### Set problem
From the entries below, copy every line holding the word "range".

### Records provided

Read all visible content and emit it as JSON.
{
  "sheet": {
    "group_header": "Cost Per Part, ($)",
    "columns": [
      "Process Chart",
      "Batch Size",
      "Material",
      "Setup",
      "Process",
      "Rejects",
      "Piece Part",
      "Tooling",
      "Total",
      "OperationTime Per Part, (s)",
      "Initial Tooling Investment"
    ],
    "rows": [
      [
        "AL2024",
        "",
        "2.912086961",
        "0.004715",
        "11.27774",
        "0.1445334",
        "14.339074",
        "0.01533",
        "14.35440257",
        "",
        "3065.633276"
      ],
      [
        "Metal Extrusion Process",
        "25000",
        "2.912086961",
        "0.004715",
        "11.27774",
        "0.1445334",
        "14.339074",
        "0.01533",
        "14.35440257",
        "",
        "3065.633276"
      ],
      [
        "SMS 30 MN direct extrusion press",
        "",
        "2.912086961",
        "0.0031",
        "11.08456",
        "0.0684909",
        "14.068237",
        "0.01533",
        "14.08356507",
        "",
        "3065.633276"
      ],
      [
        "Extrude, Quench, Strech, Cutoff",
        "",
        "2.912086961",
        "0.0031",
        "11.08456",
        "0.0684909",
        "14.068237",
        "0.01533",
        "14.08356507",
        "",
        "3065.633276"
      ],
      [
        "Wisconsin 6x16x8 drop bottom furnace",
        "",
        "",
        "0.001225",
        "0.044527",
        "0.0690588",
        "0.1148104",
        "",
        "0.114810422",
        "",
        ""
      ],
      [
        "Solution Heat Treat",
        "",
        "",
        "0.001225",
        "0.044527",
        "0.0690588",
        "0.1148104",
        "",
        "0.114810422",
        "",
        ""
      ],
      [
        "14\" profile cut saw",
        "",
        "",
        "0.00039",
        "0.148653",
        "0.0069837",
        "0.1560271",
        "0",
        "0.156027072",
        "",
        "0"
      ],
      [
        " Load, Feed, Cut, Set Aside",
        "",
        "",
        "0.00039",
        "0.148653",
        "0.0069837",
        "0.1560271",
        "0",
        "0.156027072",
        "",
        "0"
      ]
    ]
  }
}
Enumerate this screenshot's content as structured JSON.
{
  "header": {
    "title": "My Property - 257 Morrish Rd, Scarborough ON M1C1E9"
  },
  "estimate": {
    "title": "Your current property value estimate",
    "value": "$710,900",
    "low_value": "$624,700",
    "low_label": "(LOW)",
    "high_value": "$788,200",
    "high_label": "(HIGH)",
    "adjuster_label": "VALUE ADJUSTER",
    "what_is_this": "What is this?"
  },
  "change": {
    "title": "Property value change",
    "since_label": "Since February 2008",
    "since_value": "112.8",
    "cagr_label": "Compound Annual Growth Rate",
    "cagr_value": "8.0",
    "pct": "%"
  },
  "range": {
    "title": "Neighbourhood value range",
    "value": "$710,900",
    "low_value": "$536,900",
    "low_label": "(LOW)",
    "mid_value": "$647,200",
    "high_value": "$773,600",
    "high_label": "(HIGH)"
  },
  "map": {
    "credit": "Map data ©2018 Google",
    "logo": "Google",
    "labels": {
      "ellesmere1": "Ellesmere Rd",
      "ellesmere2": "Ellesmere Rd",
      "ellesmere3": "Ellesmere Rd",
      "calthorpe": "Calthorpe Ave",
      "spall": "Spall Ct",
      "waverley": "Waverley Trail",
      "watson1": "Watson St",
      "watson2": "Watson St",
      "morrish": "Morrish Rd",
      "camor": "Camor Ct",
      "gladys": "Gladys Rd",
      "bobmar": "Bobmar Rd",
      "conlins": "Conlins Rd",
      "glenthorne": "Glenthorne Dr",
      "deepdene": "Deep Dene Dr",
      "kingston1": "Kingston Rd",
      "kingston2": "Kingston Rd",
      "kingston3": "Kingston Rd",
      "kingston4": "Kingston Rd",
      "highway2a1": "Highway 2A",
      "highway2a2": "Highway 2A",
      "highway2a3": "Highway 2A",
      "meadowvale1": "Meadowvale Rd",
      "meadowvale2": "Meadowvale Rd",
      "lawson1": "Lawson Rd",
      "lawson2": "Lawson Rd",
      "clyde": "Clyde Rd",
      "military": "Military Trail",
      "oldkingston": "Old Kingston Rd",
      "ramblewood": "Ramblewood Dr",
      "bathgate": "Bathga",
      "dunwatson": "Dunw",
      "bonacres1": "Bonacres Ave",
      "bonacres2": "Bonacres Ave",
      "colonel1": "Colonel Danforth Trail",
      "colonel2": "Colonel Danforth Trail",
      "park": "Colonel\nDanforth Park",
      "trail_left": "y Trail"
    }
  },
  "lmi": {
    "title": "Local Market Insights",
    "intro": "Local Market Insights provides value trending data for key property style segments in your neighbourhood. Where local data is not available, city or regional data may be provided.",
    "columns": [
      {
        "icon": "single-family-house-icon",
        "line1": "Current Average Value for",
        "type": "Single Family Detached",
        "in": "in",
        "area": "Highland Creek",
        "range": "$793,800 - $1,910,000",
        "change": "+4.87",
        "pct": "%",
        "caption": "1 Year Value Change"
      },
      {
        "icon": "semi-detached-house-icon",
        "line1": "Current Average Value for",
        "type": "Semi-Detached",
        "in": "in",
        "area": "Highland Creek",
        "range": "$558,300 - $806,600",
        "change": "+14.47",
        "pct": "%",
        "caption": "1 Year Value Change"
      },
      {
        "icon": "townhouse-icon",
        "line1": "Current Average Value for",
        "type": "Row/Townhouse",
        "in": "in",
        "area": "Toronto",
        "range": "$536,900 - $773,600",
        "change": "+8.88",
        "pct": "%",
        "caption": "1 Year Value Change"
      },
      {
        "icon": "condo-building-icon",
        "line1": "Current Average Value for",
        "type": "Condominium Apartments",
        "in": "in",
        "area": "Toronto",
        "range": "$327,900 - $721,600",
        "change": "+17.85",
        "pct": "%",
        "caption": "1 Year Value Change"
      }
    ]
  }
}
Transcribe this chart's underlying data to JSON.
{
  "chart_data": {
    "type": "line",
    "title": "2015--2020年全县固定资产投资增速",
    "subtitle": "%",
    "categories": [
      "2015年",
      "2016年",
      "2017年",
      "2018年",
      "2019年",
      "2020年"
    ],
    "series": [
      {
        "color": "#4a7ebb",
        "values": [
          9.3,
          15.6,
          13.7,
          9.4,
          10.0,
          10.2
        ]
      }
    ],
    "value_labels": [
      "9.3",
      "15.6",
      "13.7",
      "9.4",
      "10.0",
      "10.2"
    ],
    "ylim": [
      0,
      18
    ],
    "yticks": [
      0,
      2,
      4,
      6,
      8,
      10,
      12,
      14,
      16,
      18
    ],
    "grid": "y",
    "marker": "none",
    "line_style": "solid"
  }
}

### The reply
  "range": {
    "title": "Neighbourhood value range",
        "range": "$793,800 - $1,910,000",
        "range": "$558,300 - $806,600",
        "range": "$536,900 - $773,600",
        "range": "$327,900 - $721,600",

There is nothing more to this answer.